What to work on:
- 1) Answer these questions about the passage on PHP site paths, one per line:
(a) What value is assigned to $sitefolder in the posted code?
(b) What domain does the asker want to show in place of temiremi.com/wmt?
(c) In the final paragraph, what does $_SERVER["HTTP_HOST"] return when the user goes to www.temiremi.com/myscript.php?
- 2) Extend the passage on PHP site paths, picking up right after its final sentence.

Passage:
====================

Put your $myHost variable's content into a configuration file that you load up whenever you start your application. If you need to deploy the application on another server and domain and etc, just change the configuration. This is the most common way to deal with this issue.
I'm not sure if this is what you're looking for, but I think that you should explore the content of $_SERVER array (e.g. $_SERVER['HTTP_HOST']).
I would like to convert an absolute path into a relative path.
This is what the current absolute code looks like
$sitefolder = "/wmt/";
$adminfolder = "/wmt/admin/";
$site_path = $_SERVER["DOCUMENT_ROOT"]."$sitefolder";
// $site_path ="//winam/refiller/";
$admin_path = $site_path . "$adminfolder";
$site_url = "http://".$_SERVER["HTTP_HOST"]."$sitefolder";
$admin_url = $site_url . "$adminfolder";
$site_images = $site_url."images/";
so for example, the code above would give you a site url of
www.temiremi.com/wmt
and accessing a file in that would give
www.temiremi.com/wmt/folder1.php
What I want to do is this I want to mask the temiremi.com/wmt and replace it with dolapo.com, so it would say www.dolapo.com/folder1.php
Is it possible to do that with relative path.
I'm a beginner coder. I paid someone to do something for me, but I want to get into doing it myself now.
The problem is that your question, although it seems very specific, is missing some crucial details.
If the script you posted is always being executed, and you always want it to go to delapo.com instead of temiremi.com, then all you would have to do is replace
$site_url = "http://".$_SERVER["HTTP_HOST"]."$sitefolder";
with
$site_url = "http://www.delapo.com/$sitefolder";
The $_SERVER["HTTP_HOST"] variable will return the domain for whatever site was requested. Therefore, if the user goes to www.temiremi.com/myscript.php (assuming that the script you posted is saved in a file called myscript.php) then $_SERVER["HTTP_HOST"] just returns www.temiremi.com.

====================

Dataset content:
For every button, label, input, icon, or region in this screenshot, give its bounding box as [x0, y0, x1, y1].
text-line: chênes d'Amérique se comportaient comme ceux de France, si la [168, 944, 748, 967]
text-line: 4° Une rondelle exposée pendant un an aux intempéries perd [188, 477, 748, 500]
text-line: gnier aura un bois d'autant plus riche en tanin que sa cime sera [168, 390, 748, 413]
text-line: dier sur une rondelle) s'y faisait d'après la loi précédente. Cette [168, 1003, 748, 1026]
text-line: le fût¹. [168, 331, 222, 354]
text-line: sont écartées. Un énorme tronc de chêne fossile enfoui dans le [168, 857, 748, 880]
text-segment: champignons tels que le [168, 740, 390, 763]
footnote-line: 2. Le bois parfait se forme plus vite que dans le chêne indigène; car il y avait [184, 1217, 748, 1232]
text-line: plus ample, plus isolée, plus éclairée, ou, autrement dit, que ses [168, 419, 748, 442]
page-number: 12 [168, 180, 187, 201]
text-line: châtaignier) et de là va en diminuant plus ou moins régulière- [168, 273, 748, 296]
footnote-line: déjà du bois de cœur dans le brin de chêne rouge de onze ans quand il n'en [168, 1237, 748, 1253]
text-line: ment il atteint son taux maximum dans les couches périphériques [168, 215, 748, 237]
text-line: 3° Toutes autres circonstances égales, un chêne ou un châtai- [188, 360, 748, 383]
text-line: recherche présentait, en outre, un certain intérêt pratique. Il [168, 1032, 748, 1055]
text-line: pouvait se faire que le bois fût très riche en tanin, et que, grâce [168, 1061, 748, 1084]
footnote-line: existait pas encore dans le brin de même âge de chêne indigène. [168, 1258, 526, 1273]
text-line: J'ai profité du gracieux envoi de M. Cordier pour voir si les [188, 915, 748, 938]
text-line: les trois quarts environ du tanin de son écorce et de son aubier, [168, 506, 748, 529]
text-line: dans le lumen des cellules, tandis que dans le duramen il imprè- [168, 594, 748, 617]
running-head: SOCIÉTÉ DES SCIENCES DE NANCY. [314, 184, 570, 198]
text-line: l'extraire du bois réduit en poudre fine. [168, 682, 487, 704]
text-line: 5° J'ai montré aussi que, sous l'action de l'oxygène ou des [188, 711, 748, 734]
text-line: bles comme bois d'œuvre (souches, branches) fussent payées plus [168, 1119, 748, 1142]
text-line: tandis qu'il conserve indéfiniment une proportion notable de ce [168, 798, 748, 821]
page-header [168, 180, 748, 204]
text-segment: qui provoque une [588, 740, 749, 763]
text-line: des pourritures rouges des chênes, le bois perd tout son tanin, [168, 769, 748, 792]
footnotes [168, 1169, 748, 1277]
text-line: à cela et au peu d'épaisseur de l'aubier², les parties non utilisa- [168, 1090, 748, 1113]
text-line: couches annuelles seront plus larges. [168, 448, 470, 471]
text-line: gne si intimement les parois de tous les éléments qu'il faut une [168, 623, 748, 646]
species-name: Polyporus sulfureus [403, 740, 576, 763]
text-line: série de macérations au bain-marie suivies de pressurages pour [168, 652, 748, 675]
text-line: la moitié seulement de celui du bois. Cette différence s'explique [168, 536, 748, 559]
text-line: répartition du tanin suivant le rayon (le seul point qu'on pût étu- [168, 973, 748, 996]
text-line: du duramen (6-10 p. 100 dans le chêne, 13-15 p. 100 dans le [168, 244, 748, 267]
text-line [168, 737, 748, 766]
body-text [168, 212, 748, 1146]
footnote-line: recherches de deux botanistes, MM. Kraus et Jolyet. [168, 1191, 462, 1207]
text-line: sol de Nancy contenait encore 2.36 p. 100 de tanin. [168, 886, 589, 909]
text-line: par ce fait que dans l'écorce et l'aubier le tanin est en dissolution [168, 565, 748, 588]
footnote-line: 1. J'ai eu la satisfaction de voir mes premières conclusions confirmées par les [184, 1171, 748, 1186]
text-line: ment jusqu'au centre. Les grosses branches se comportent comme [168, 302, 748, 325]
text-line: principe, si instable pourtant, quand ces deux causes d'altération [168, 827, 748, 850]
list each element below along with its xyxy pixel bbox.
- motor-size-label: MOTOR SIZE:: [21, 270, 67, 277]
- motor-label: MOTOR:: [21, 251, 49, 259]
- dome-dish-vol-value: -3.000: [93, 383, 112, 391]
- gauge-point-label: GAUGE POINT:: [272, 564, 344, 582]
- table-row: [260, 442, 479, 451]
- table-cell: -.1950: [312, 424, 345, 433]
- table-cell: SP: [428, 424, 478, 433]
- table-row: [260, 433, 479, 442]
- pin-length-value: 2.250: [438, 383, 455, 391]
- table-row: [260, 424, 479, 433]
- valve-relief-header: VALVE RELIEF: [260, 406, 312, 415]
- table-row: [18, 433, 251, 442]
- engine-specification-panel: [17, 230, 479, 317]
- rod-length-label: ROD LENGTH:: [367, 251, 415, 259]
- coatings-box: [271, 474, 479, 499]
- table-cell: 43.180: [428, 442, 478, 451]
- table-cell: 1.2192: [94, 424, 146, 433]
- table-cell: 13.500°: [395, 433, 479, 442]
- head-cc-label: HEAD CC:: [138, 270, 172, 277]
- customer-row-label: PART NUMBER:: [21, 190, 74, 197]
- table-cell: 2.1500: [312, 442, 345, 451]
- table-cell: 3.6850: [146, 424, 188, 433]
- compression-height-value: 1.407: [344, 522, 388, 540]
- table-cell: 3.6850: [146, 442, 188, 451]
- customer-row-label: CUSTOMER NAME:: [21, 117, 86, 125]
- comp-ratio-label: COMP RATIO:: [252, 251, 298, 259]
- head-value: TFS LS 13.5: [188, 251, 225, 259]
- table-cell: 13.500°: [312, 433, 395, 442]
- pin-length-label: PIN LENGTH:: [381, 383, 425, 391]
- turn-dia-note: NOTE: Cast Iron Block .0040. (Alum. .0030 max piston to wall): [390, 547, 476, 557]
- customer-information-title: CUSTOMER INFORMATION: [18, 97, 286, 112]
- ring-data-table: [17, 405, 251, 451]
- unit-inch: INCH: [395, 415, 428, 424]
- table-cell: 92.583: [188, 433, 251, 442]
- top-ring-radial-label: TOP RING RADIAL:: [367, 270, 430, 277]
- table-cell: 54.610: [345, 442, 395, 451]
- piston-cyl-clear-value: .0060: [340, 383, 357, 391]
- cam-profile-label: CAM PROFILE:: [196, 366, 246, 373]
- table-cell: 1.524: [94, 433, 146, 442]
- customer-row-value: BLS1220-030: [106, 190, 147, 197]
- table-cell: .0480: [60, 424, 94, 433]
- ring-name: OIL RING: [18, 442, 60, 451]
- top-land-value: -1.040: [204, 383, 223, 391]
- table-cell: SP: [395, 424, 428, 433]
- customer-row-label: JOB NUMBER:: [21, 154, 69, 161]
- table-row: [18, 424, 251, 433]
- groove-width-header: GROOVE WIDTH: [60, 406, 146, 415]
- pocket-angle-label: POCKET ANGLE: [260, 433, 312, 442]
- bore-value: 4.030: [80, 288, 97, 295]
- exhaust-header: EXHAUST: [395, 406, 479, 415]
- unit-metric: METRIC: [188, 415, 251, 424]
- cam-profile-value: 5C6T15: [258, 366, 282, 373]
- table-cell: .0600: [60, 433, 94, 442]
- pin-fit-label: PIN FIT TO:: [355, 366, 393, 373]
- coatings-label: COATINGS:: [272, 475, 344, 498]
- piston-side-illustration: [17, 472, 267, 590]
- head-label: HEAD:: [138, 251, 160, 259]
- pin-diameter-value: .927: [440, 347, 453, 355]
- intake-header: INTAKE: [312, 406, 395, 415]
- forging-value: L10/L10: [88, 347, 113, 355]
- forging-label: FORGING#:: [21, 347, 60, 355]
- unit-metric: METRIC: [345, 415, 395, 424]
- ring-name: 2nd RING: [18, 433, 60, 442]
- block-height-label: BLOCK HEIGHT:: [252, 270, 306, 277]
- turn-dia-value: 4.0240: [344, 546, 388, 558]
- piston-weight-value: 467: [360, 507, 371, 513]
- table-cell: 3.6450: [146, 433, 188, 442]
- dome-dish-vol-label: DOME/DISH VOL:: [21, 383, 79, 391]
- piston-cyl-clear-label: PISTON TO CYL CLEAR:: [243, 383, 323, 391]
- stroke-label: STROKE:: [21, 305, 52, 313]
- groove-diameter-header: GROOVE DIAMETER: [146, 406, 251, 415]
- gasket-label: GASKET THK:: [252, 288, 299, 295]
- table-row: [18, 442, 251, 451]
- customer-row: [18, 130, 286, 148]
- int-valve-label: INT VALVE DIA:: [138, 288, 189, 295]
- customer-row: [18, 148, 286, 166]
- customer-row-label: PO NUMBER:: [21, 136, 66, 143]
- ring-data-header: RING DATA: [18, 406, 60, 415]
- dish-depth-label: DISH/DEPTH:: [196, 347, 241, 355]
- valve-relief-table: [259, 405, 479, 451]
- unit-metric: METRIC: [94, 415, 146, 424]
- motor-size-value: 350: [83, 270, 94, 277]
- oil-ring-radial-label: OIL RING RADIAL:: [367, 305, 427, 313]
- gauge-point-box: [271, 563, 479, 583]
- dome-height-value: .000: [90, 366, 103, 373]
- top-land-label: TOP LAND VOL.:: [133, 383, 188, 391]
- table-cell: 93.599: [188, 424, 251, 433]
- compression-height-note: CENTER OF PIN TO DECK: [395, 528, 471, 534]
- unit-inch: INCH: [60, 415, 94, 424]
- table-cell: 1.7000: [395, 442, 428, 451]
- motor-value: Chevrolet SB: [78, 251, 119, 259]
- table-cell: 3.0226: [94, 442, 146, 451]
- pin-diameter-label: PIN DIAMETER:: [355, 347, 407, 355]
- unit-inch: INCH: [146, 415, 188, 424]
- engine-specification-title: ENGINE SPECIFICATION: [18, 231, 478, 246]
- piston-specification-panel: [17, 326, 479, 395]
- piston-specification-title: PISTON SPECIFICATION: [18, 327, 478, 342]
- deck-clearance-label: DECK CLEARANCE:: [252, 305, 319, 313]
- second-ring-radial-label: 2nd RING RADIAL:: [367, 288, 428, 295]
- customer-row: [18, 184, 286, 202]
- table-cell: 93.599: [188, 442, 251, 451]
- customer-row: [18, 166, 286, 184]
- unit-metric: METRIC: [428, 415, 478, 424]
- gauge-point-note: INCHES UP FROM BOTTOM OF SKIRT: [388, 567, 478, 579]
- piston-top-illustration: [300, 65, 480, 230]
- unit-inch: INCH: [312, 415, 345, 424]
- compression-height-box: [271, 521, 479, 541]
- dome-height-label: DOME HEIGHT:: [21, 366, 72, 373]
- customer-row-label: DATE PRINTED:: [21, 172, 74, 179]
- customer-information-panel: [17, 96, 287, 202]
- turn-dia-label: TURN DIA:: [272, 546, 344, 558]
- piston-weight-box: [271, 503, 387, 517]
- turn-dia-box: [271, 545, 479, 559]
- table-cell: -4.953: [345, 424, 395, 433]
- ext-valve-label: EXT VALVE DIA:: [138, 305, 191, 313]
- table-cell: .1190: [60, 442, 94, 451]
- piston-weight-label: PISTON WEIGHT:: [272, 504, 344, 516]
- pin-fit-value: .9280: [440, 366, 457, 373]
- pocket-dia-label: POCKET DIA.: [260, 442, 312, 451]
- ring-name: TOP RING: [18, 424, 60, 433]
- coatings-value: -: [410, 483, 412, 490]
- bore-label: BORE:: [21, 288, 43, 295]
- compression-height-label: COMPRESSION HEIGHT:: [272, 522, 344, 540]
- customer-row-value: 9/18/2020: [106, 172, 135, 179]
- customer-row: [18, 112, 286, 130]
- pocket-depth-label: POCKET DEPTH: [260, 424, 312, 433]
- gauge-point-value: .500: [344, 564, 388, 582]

====================

Answer set:
- 1)
(a) "/wmt/"
(b) dolapo.com
(c) www.temiremi.com

- 2)
On the other hand, you may not always be redirecting to the same domain or you may want the script to be able to adapt easily to go to different domains without having to dig through layers of code in the future. If this is the case, then you will need a way to figuring out what domain you wish to link to.
If you have a website hosted on temiremi.com but you want it to look like you are accessing from delapo.com, this is not an issue that can be resolved by PHP. You would have to have delapo.com redirect to temiremi.com or simply host on delapo.com in the first place.
If the situation is the other way around and you want a website hosted on delapo.com but you want users to access temiremi.com, then simply re-writing links isn't a sophisticated enough answer. This strategy would redirect the user to the other domain when they clicked the link. Instead you would need to have a proxy set up to forward the information. Proxy scripts vary in complexity, but the simplest one would be something like:
<?php
$site = file_get_contents("http://www.delapo.com/$sitefolder");
echo $site;
?>
So you see, we really need a little more information on why you need this script and its intended purpose in order to assist you.
This would be a lot easier to do in the HTTP server configuration. For example, using Apache's VHost
I'm not really sure what you're going for bc this doesnt look like absolute path to relative path, but rather one absolute path to another.
Are you always trying to simply change "www.temiremi.com/wmt/" to "delapo.com"? If thats the case, you just want simple string replacement rather than $_SERVER variables or path functions.
$alteredPath = str_replace("www.temiremi.com/wmt/", "delapo.com", $oldPath);
OR
$alteredParth "www.delapo.com/" . basename($oldPath)
If i misunderstand please explain, I don't know if you need this to be more robust/generic, and you kind of threw me for a loop with "dolapo.com" (when i first thought your title, i originally thought of comparing path to a value from $_SERVER and removing common parts,)
And as mentioned, if you are just trying to make the URL displayed the the user (in the address bar or links) look different PHP can't do this.